*Work to complete:* Copy, from the entries below, each line in which the string "with" appears.

* * * * * * *

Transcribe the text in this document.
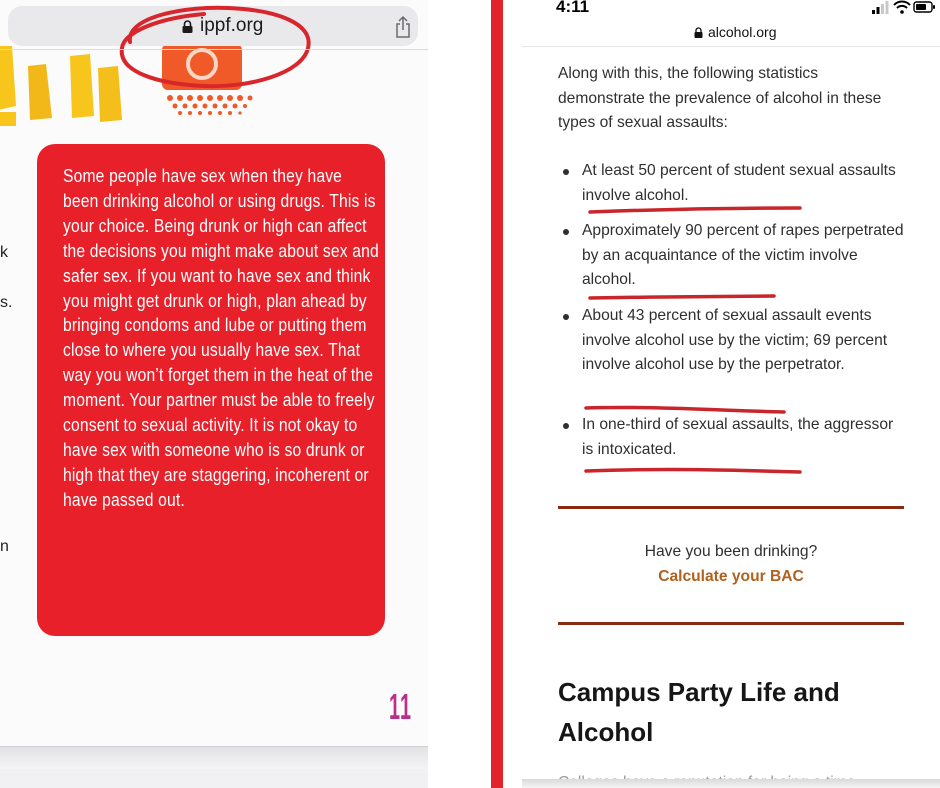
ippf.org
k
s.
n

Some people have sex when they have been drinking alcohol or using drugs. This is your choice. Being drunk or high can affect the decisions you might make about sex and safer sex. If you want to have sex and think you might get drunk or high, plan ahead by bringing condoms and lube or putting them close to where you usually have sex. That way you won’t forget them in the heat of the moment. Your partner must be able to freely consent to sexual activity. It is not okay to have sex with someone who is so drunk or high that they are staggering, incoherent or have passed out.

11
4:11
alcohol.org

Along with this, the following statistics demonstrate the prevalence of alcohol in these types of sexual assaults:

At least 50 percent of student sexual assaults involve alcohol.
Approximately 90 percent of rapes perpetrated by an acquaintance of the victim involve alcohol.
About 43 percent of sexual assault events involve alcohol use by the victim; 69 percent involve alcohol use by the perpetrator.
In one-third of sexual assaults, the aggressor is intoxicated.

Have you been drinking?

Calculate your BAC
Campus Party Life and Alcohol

* * * * * * *

*Answer to the task:*
Some people have sex when they have been drinking alcohol or using drugs. This is your choice. Being drunk or high can affect the decisions you might make about sex and safer sex. If you want to have sex and think you might get drunk or high, plan ahead by bringing condoms and lube or putting them close to where you usually have sex. That way you won’t forget them in the heat of the moment. Your partner must be able to freely consent to sexual activity. It is not okay to have sex with someone who is so drunk or high that they are staggering, incoherent or have passed out.
Along with this, the following statistics demonstrate the prevalence of alcohol in these types of sexual assaults:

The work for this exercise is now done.